— start Given information —

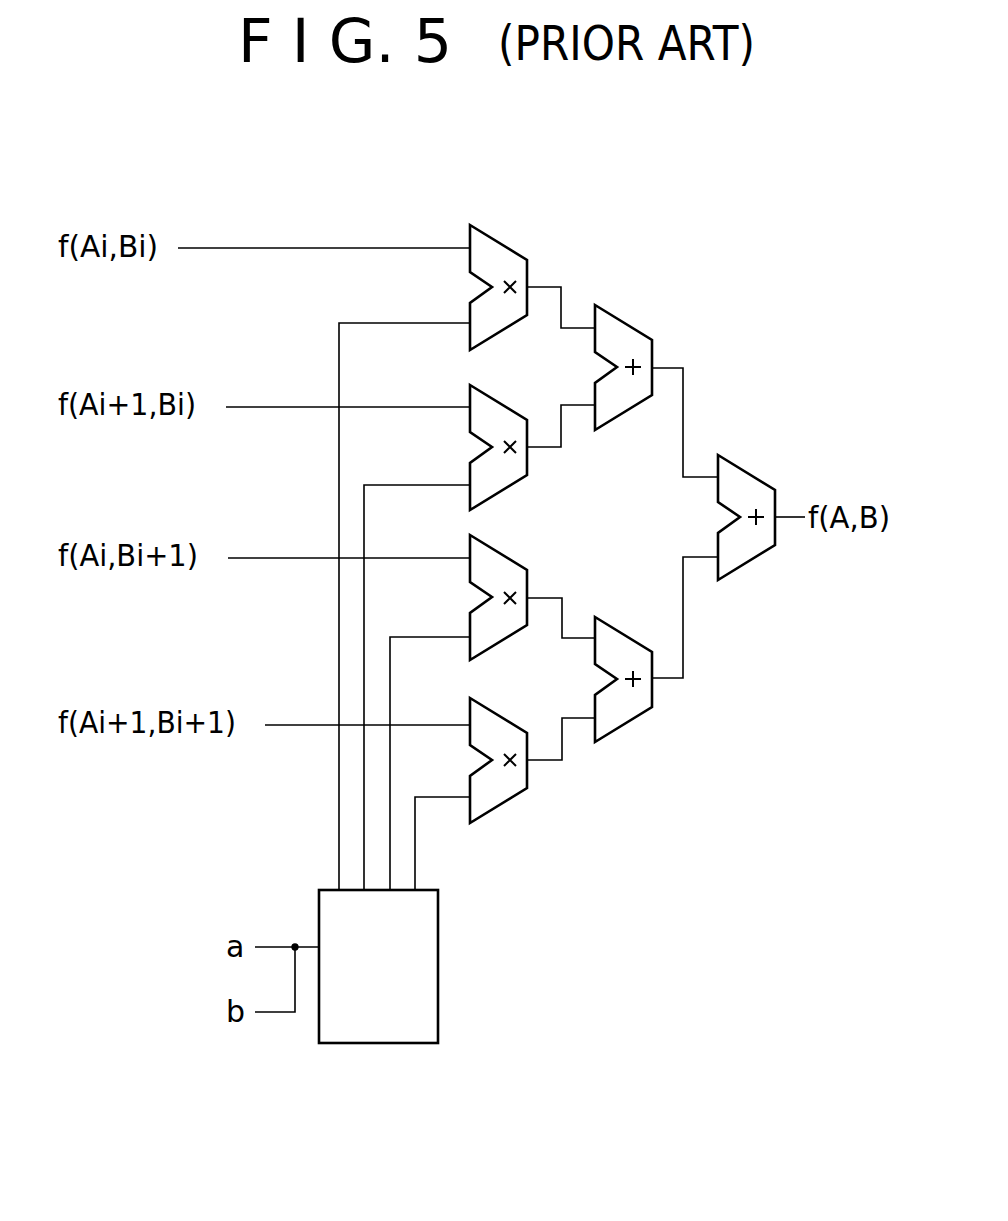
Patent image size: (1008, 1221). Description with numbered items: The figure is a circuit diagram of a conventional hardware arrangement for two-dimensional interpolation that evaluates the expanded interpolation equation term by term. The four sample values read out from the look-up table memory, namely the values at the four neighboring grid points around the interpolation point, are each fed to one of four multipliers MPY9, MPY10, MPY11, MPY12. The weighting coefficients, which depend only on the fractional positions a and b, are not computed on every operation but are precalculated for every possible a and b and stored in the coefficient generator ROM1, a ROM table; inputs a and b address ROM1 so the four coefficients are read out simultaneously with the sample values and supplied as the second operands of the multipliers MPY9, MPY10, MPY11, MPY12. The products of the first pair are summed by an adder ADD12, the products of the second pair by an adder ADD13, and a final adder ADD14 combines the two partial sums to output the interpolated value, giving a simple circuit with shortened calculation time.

The multiplier MPY9 is at (507, 245).
The multiplier MPY10 is at (502, 496).
The multiplier MPY11 is at (498, 551).
The multiplier MPY12 is at (503, 802).
The adder ADD12 is at (628, 327).
The adder ADD13 is at (625, 720).
The adder ADD14 is at (752, 473).
The coefficient generator (ROM table) ROM1 is at (438, 959).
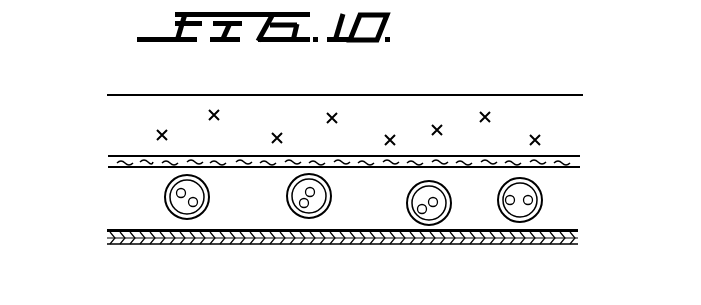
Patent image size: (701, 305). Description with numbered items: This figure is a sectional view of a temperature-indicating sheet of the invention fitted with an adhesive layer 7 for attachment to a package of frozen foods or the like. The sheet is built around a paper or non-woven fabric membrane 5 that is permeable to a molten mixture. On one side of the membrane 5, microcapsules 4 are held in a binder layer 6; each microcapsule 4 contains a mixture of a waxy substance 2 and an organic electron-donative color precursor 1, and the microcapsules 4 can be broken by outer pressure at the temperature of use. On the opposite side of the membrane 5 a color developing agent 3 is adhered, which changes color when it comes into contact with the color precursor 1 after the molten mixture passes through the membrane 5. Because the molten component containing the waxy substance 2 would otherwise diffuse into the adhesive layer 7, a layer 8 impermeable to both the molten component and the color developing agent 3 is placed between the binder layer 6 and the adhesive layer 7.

The organic electron-donative color precursor 1 is at (305, 207).
The waxy substance 2 is at (432, 212).
The color developing agent 3 is at (333, 112).
The microcapsules 4 is at (522, 222).
The paper or non-woven fabric membrane 5 is at (112, 165).
The binder layer 6 is at (570, 135).
The adhesive layer 7 is at (578, 245).
The impermeable layer 8 is at (103, 233).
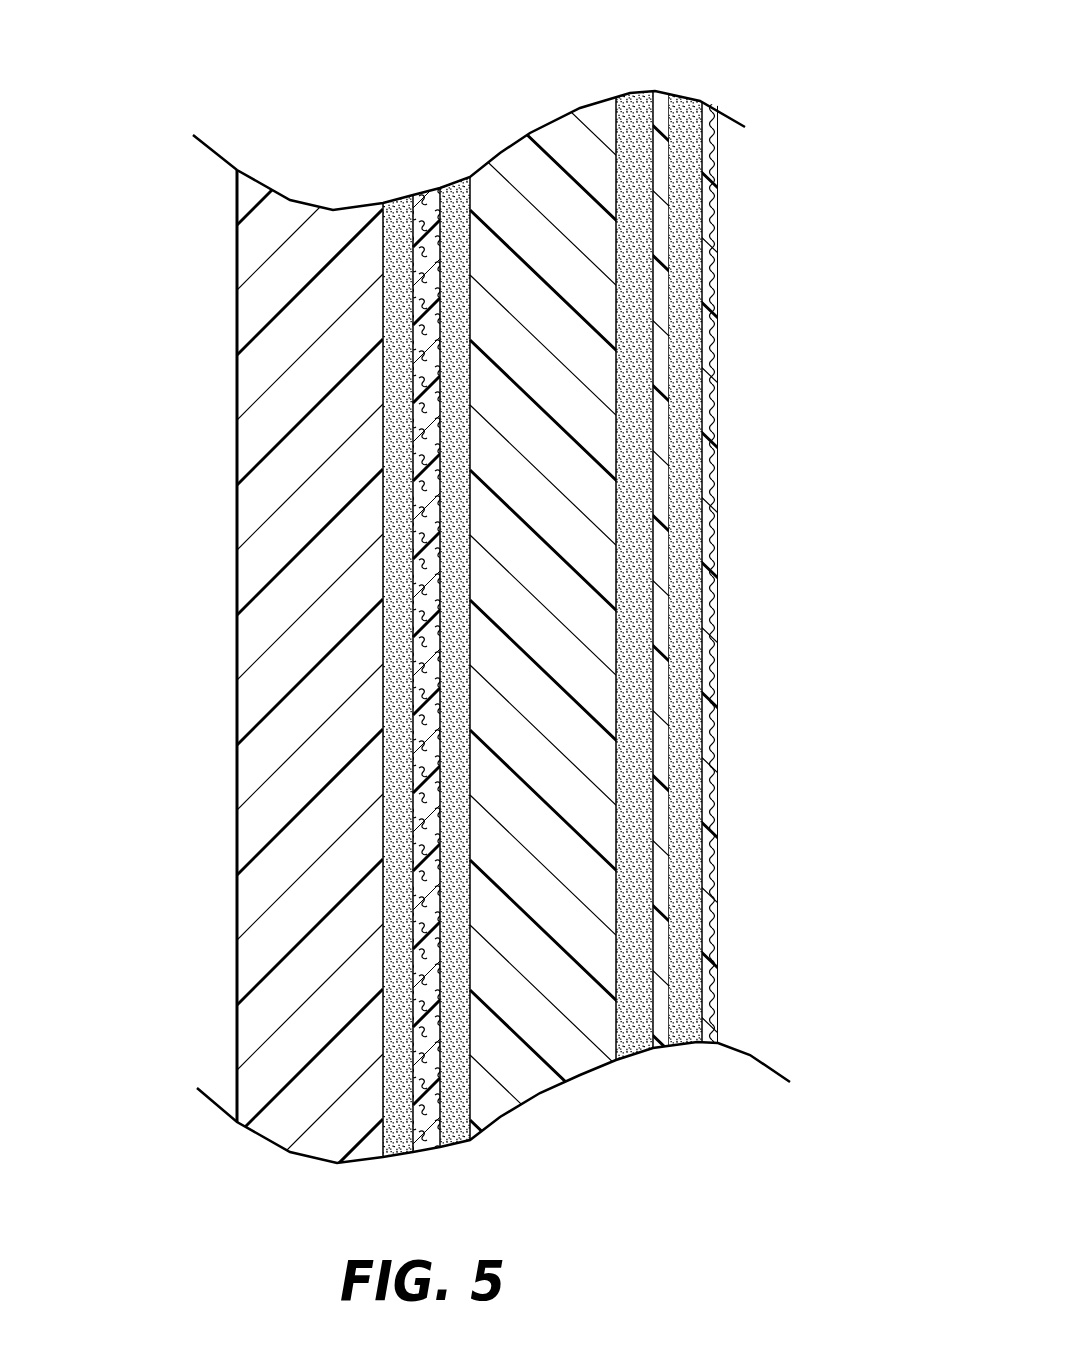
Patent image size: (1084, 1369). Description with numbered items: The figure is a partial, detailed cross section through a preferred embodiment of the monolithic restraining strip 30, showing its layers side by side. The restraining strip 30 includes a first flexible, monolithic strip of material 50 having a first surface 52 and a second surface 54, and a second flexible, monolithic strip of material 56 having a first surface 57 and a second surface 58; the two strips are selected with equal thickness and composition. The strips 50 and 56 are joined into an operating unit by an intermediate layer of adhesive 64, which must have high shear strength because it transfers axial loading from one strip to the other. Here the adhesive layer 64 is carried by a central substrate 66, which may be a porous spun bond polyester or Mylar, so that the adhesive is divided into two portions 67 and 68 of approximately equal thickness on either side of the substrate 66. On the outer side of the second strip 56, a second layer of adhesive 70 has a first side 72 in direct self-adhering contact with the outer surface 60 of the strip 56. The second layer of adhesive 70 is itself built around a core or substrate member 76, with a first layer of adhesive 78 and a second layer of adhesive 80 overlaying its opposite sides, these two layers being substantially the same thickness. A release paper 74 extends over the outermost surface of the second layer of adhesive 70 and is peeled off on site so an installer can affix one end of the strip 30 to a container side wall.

— end Given information —

Written problem: Write out all of the records again with "Patent image size" swapped for "Drawing size" and everything else unchanged. Leave the pictures out.

Written solution:
Drawing size: (1008, 1221). Description with numbered items: The figure is a circuit diagram of a conventional hardware arrangement for two-dimensional interpolation that evaluates the expanded interpolation equation term by term. The four sample values read out from the look-up table memory, namely the values at the four neighboring grid points around the interpolation point, are each fed to one of four multipliers MPY9, MPY10, MPY11, MPY12. The weighting coefficients, which depend only on the fractional positions a and b, are not computed on every operation but are precalculated for every possible a and b and stored in the coefficient generator ROM1, a ROM table; inputs a and b address ROM1 so the four coefficients are read out simultaneously with the sample values and supplied as the second operands of the multipliers MPY9, MPY10, MPY11, MPY12. The products of the first pair are summed by an adder ADD12, the products of the second pair by an adder ADD13, and a final adder ADD14 combines the two partial sums to output the interpolated value, giving a simple circuit with shortened calculation time.

The multiplier MPY9 is at (507, 245).
The multiplier MPY10 is at (502, 496).
The multiplier MPY11 is at (498, 551).
The multiplier MPY12 is at (503, 802).
The adder ADD12 is at (628, 327).
The adder ADD13 is at (625, 720).
The adder ADD14 is at (752, 473).
The coefficient generator (ROM table) ROM1 is at (438, 959).
Drawing size: (701, 305). Description with numbered items: This figure is a sectional view of a temperature-indicating sheet of the invention fitted with an adhesive layer 7 for attachment to a package of frozen foods or the like. The sheet is built around a paper or non-woven fabric membrane 5 that is permeable to a molten mixture. On one side of the membrane 5, microcapsules 4 are held in a binder layer 6; each microcapsule 4 contains a mixture of a waxy substance 2 and an organic electron-donative color precursor 1, and the microcapsules 4 can be broken by outer pressure at the temperature of use. On the opposite side of the membrane 5 a color developing agent 3 is adhered, which changes color when it comes into contact with the color precursor 1 after the molten mixture passes through the membrane 5. Because the molten component containing the waxy substance 2 would otherwise diffuse into the adhesive layer 7, a layer 8 impermeable to both the molten component and the color developing agent 3 is placed between the binder layer 6 and the adhesive layer 7.

The organic electron-donative color precursor 1 is at (305, 207).
The waxy substance 2 is at (432, 212).
The color developing agent 3 is at (333, 112).
The microcapsules 4 is at (522, 222).
The paper or non-woven fabric membrane 5 is at (112, 165).
The binder layer 6 is at (570, 135).
The adhesive layer 7 is at (578, 245).
The impermeable layer 8 is at (103, 233).
Drawing size: (1084, 1369). Description with numbered items: The figure is a partial, detailed cross section through a preferred embodiment of the monolithic restraining strip 30, showing its layers side by side. The restraining strip 30 includes a first flexible, monolithic strip of material 50 having a first surface 52 and a second surface 54, and a second flexible, monolithic strip of material 56 having a first surface 57 and a second surface 58; the two strips are selected with equal thickness and composition. The strips 50 and 56 are joined into an operating unit by an intermediate layer of adhesive 64, which must have high shear strength because it transfers axial loading from one strip to the other. Here the adhesive layer 64 is carried by a central substrate 66, which may be a porous spun bond polyester or Mylar, so that the adhesive is divided into two portions 67 and 68 of approximately equal thickness on either side of the substrate 66. On the outer side of the second strip 56, a second layer of adhesive 70 has a first side 72 in direct self-adhering contact with the outer surface 60 of the strip 56. The second layer of adhesive 70 is itself built around a core or substrate member 76, with a first layer of adhesive 78 and a second layer of adhesive 80 overlaying its opposite sides, these two layers being substantially the same thickness. A release paper 74 extends over the outermost surface of the second layer of adhesive 70 and is peeled off on site so an installer can affix one end of the strip 30 to a container side wall.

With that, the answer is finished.